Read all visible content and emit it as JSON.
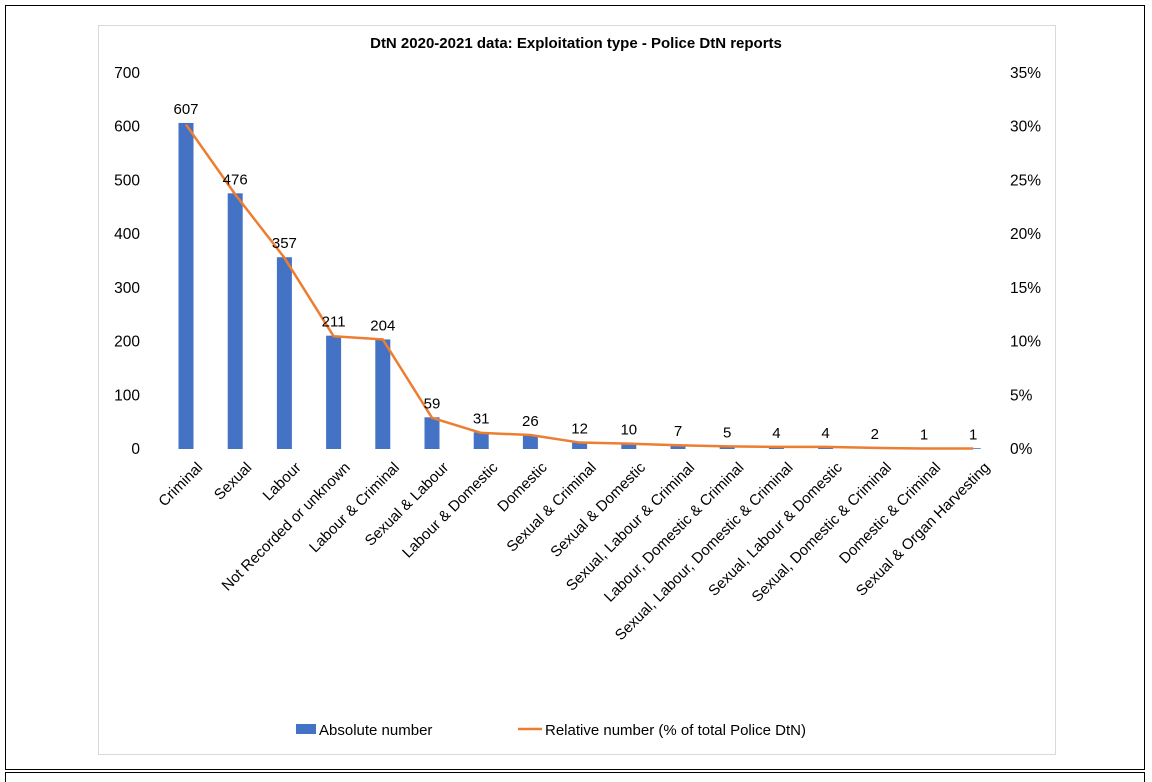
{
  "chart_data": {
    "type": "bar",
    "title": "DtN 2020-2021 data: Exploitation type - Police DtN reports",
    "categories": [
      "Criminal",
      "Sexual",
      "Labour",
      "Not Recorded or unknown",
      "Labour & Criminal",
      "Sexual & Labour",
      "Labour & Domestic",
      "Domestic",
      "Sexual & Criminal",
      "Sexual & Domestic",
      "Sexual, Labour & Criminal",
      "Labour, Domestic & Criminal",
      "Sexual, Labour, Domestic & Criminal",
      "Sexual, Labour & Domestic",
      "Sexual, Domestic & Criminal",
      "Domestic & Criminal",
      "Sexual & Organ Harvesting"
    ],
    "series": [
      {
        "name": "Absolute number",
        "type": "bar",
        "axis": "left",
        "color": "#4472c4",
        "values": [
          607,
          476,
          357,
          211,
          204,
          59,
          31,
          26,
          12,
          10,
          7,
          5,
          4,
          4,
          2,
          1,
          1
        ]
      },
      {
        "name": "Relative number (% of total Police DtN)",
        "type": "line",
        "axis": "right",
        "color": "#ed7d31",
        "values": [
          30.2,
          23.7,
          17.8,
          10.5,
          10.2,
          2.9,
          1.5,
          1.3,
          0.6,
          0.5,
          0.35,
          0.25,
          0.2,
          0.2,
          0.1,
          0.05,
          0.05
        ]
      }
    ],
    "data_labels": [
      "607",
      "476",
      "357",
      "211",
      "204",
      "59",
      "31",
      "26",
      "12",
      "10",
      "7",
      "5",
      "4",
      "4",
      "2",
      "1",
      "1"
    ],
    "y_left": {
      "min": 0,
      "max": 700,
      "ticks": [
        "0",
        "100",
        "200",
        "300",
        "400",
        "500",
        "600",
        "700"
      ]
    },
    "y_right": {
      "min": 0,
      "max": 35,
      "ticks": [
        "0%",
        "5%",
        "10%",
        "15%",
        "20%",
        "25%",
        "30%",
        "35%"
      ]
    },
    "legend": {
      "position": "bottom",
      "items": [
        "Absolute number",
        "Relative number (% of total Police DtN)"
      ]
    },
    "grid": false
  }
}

---

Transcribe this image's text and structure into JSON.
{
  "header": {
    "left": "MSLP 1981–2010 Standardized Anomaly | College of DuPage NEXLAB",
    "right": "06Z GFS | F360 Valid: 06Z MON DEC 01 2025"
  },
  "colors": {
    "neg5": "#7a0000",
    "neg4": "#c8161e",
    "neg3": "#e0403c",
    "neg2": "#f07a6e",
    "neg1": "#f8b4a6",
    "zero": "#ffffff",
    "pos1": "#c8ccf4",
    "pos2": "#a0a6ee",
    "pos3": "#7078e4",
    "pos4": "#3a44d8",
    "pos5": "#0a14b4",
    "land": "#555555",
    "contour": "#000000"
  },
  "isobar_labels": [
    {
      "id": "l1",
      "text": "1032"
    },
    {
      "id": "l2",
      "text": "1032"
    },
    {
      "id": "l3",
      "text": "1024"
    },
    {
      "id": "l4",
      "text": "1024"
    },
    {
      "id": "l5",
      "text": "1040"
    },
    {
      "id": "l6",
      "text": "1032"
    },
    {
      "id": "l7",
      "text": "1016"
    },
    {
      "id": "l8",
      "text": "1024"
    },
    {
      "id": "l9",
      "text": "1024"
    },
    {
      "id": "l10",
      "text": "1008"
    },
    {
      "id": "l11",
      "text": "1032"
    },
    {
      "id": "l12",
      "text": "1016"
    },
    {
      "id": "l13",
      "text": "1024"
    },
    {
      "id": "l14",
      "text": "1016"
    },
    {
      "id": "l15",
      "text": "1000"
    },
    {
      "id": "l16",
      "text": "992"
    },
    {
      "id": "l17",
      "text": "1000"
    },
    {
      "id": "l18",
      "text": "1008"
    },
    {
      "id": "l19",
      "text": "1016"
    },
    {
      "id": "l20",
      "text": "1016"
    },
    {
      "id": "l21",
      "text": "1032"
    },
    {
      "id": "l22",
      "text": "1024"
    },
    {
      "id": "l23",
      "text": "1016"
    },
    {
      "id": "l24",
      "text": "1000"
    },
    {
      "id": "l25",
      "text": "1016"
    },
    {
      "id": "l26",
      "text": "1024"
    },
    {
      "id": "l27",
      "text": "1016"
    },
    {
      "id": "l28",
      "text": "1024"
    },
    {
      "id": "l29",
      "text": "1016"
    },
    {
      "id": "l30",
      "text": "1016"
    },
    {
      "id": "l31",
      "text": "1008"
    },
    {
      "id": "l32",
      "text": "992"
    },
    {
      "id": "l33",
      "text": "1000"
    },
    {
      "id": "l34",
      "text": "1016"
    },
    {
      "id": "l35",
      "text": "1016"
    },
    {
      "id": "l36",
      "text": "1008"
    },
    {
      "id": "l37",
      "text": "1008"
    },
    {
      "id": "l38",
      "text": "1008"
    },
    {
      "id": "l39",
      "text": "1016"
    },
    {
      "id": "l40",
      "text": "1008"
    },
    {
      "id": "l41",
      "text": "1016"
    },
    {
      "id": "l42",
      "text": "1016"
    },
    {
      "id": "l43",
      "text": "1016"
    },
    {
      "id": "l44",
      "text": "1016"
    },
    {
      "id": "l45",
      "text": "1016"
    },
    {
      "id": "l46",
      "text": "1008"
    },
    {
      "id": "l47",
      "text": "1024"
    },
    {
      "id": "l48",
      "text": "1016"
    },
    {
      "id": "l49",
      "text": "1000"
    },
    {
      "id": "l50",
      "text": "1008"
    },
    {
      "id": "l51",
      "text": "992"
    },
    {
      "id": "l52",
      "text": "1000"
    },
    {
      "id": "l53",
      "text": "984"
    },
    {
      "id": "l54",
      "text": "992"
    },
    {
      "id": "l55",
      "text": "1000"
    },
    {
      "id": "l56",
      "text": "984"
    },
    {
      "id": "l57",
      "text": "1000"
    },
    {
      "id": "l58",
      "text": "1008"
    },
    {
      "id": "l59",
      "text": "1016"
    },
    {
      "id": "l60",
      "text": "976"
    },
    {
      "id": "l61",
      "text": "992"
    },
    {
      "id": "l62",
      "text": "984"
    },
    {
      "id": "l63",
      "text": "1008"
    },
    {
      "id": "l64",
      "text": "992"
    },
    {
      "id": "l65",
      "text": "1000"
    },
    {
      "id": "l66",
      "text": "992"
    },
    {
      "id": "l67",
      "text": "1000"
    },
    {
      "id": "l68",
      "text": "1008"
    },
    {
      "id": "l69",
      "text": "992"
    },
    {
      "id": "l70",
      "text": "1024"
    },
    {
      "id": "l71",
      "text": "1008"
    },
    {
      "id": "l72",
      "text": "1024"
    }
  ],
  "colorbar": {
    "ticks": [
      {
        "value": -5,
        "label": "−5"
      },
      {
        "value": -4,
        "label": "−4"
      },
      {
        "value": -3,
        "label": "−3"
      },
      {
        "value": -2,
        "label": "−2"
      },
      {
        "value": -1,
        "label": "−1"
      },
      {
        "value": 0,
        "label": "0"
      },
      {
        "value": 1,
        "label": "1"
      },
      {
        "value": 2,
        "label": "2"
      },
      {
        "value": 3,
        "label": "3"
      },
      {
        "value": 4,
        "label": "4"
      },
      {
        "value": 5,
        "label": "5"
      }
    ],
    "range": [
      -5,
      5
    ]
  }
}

▶ [SHORT EXERCISE] Select every line of the records holding the string "Relative".

▶ [FULL SOLUTION]
        "name": "Relative number (% of total Police DtN)",
        "Relative number (% of total Police DtN)"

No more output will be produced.